EXERCISE TASK -> Your task is to print all of the data word for word.

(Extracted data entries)
** start **

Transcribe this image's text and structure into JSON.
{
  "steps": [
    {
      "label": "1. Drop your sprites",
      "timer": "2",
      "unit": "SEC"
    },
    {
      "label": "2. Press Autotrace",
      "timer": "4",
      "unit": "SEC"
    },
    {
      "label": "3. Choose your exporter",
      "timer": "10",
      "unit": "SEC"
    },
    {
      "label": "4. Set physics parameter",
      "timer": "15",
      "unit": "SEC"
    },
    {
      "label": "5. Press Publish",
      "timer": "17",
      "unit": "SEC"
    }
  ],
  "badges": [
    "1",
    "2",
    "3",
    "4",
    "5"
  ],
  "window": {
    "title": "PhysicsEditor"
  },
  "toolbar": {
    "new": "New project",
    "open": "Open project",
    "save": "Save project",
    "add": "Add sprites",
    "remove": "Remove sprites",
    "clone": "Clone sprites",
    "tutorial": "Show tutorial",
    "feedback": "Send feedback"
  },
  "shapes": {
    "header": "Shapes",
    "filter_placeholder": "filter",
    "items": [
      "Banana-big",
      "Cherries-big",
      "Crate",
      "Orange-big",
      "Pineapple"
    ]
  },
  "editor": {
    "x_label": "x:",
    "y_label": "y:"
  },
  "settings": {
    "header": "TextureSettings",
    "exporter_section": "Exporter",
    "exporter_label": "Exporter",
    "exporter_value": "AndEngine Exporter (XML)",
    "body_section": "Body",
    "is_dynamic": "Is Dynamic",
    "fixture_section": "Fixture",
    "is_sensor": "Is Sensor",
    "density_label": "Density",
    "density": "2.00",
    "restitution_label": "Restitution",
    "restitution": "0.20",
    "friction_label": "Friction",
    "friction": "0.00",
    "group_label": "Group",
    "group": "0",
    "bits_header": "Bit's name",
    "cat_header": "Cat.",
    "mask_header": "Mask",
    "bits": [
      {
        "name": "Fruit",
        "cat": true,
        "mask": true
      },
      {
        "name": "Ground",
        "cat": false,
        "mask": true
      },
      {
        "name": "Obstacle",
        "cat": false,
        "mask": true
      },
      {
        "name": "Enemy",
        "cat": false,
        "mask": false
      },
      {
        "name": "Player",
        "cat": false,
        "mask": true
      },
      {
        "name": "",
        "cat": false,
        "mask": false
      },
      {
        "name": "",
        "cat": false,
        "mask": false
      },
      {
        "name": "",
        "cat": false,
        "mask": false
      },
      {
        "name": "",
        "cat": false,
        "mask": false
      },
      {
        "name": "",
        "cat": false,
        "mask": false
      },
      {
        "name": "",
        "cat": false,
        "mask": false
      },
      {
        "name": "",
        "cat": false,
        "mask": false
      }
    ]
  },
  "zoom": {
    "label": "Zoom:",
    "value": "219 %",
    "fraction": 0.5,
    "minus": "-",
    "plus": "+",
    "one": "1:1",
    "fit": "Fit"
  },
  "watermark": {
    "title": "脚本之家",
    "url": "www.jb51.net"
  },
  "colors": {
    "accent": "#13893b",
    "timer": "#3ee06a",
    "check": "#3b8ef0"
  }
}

** end **

EXERCISE RESPONSE ->
Transcribe this image's text and structure into JSON.
{
  "steps": [
    {
      "label": "1. Drop your sprites",
      "timer": "2",
      "unit": "SEC"
    },
    {
      "label": "2. Press Autotrace",
      "timer": "4",
      "unit": "SEC"
    },
    {
      "label": "3. Choose your exporter",
      "timer": "10",
      "unit": "SEC"
    },
    {
      "label": "4. Set physics parameter",
      "timer": "15",
      "unit": "SEC"
    },
    {
      "label": "5. Press Publish",
      "timer": "17",
      "unit": "SEC"
    }
  ],
  "badges": [
    "1",
    "2",
    "3",
    "4",
    "5"
  ],
  "window": {
    "title": "PhysicsEditor"
  },
  "toolbar": {
    "new": "New project",
    "open": "Open project",
    "save": "Save project",
    "add": "Add sprites",
    "remove": "Remove sprites",
    "clone": "Clone sprites",
    "tutorial": "Show tutorial",
    "feedback": "Send feedback"
  },
  "shapes": {
    "header": "Shapes",
    "filter_placeholder": "filter",
    "items": [
      "Banana-big",
      "Cherries-big",
      "Crate",
      "Orange-big",
      "Pineapple"
    ]
  },
  "editor": {
    "x_label": "x:",
    "y_label": "y:"
  },
  "settings": {
    "header": "TextureSettings",
    "exporter_section": "Exporter",
    "exporter_label": "Exporter",
    "exporter_value": "AndEngine Exporter (XML)",
    "body_section": "Body",
    "is_dynamic": "Is Dynamic",
    "fixture_section": "Fixture",
    "is_sensor": "Is Sensor",
    "density_label": "Density",
    "density": "2.00",
    "restitution_label": "Restitution",
    "restitution": "0.20",
    "friction_label": "Friction",
    "friction": "0.00",
    "group_label": "Group",
    "group": "0",
    "bits_header": "Bit's name",
    "cat_header": "Cat.",
    "mask_header": "Mask",
    "bits": [
      {
        "name": "Fruit",
        "cat": true,
        "mask": true
      },
      {
        "name": "Ground",
        "cat": false,
        "mask": true
      },
      {
        "name": "Obstacle",
        "cat": false,
        "mask": true
      },
      {
        "name": "Enemy",
        "cat": false,
        "mask": false
      },
      {
        "name": "Player",
        "cat": false,
        "mask": true
      },
      {
        "name": "",
        "cat": false,
        "mask": false
      },
      {
        "name": "",
        "cat": false,
        "mask": false
      },
      {
        "name": "",
        "cat": false,
        "mask": false
      },
      {
        "name": "",
        "cat": false,
        "mask": false
      },
      {
        "name": "",
        "cat": false,
        "mask": false
      },
      {
        "name": "",
        "cat": false,
        "mask": false
      },
      {
        "name": "",
        "cat": false,
        "mask": false
      }
    ]
  },
  "zoom": {
    "label": "Zoom:",
    "value": "219 %",
    "fraction": 0.5,
    "minus": "-",
    "plus": "+",
    "one": "1:1",
    "fit": "Fit"
  },
  "watermark": {
    "title": "脚本之家",
    "url": "www.jb51.net"
  },
  "colors": {
    "accent": "#13893b",
    "timer": "#3ee06a",
    "check": "#3b8ef0"
  }
}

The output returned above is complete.